INSTRUCTIONS FOR THE TASK: In the material below, the lines containing the word "this" are required; copy each of them.

INFORMATION GIVEN:
^^^^^^^^
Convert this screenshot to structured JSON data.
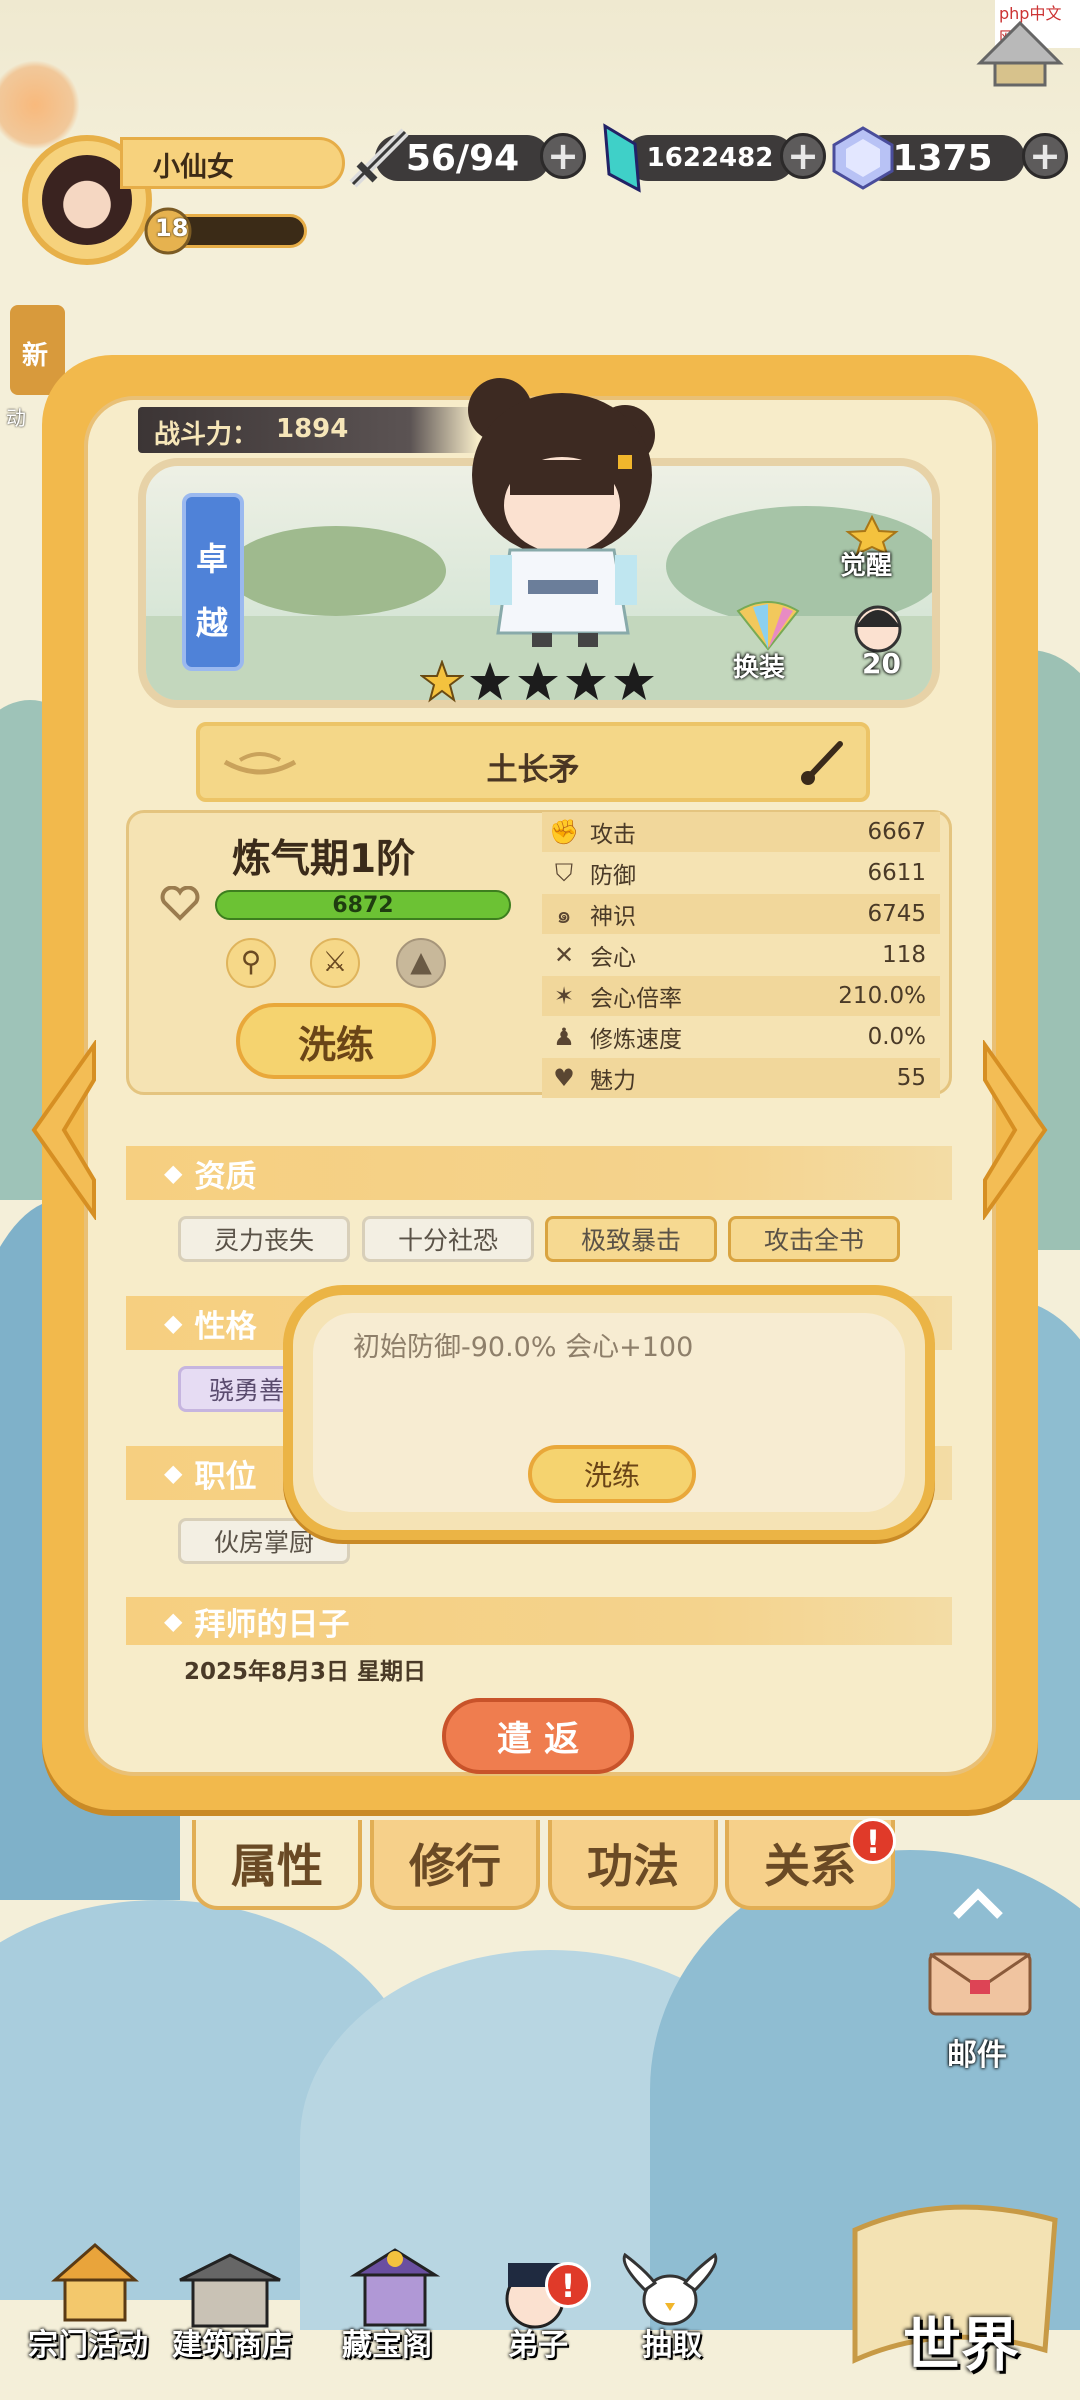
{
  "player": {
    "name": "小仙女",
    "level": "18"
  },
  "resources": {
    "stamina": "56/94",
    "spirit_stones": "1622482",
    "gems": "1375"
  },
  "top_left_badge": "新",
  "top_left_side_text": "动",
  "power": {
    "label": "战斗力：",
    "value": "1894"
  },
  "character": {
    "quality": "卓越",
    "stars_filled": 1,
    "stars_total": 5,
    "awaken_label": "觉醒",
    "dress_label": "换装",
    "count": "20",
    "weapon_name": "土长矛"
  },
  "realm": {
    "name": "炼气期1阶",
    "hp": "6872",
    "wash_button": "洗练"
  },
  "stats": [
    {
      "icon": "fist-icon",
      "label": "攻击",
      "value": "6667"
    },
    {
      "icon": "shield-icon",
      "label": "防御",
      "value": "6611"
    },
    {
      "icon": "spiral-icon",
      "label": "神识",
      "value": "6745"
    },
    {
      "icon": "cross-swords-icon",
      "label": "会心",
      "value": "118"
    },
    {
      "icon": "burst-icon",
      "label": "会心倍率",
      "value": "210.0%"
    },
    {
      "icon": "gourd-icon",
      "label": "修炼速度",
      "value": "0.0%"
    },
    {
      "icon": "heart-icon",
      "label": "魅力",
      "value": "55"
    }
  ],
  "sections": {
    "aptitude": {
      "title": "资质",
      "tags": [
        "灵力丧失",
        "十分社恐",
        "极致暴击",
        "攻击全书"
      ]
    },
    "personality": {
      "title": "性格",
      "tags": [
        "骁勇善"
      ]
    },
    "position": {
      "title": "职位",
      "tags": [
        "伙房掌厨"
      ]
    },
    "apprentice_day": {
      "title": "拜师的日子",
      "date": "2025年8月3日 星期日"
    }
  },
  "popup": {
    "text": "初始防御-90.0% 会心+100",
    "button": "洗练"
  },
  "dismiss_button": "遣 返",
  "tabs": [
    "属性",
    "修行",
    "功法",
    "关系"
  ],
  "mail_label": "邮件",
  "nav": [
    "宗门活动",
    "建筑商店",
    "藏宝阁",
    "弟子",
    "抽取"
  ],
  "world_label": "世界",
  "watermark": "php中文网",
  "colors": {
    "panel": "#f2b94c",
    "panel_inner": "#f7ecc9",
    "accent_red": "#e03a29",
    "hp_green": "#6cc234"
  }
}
^^^^^^^^
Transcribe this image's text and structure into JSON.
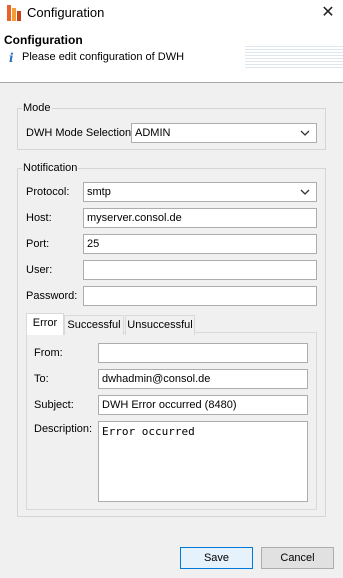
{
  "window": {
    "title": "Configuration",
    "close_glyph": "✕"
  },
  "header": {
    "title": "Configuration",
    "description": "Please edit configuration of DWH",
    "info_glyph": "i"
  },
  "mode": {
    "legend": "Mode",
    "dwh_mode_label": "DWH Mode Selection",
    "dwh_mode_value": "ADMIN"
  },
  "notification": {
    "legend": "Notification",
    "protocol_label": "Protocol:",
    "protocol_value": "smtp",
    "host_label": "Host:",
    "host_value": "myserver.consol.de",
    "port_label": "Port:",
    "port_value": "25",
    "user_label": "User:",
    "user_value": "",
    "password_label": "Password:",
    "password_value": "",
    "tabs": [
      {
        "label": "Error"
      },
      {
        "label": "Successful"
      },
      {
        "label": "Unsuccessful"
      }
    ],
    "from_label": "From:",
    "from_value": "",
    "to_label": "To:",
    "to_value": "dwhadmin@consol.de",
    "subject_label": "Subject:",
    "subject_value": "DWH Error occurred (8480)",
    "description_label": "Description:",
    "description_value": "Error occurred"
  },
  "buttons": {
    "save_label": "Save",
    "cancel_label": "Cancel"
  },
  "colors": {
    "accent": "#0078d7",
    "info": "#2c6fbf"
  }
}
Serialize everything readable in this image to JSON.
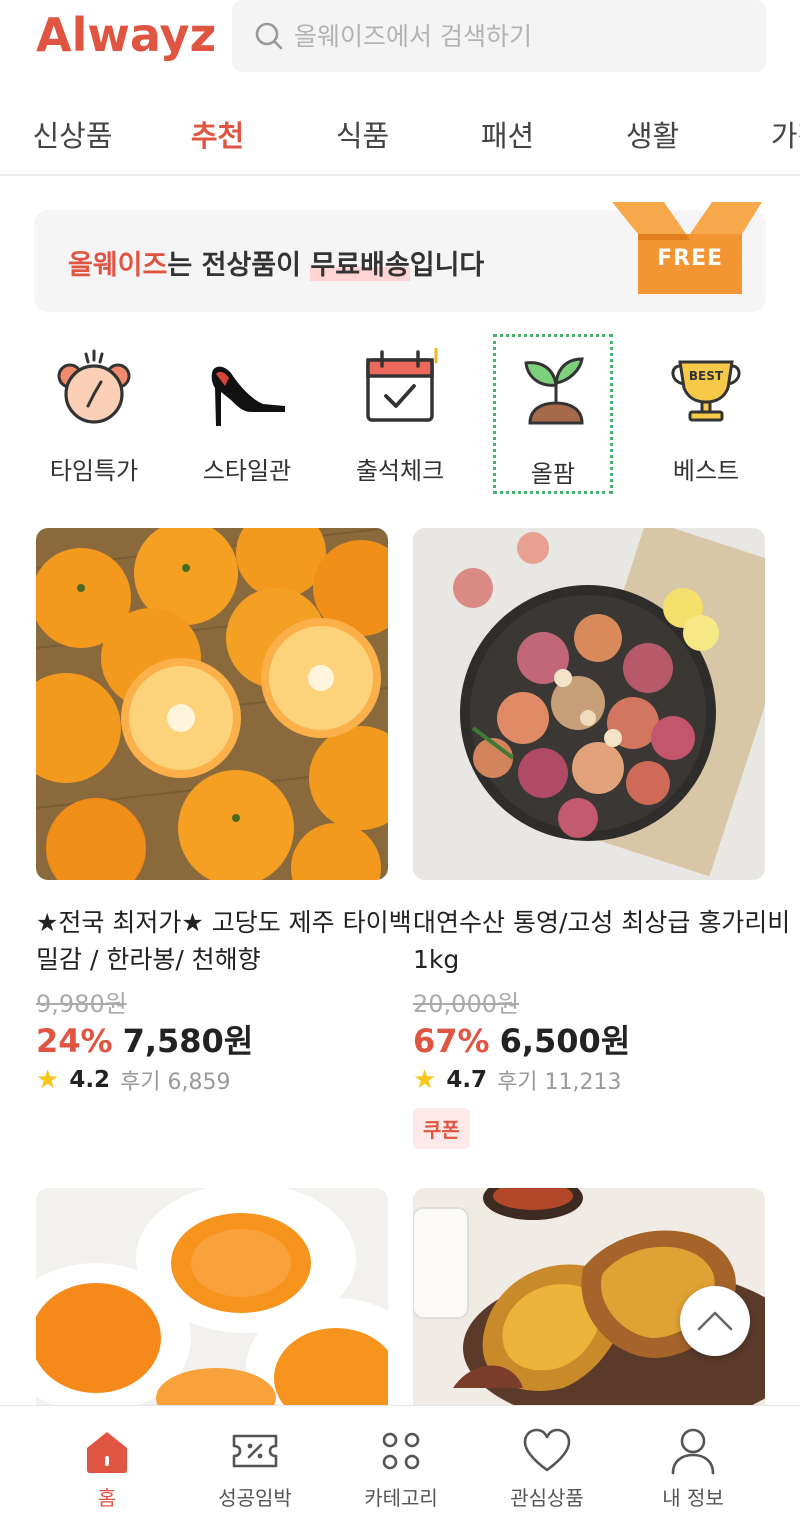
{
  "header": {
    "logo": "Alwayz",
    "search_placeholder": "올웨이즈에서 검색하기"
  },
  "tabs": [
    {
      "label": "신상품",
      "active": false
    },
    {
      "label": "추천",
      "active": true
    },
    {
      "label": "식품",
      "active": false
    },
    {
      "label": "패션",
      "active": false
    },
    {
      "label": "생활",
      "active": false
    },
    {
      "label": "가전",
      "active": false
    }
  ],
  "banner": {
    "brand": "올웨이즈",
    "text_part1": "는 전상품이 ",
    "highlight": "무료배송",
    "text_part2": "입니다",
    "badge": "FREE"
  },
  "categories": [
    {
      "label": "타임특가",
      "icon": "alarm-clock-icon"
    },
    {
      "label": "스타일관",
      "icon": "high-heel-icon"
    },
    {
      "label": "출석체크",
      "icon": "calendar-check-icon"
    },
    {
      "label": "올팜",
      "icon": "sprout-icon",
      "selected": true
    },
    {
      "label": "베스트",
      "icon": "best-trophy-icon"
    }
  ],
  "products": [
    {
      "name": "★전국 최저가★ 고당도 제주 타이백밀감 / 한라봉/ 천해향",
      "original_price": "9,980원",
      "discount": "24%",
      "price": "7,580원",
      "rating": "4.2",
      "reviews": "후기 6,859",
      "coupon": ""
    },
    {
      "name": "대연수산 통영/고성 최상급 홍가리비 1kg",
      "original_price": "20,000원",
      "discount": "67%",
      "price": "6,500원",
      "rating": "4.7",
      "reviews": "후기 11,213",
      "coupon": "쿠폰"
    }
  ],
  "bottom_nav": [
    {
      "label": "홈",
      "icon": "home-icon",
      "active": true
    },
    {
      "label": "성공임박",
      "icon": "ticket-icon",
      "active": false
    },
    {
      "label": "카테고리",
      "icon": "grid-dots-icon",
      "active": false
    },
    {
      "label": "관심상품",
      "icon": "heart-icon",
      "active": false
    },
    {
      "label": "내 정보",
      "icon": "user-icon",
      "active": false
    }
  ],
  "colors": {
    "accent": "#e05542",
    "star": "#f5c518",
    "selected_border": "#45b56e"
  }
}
^^^^^^^^
THE COMPLETED TASK:
Convert this screenshot to structured JSON data.
Transcribe this image's text and structure into JSON.
Serialize everything readable in this image to JSON.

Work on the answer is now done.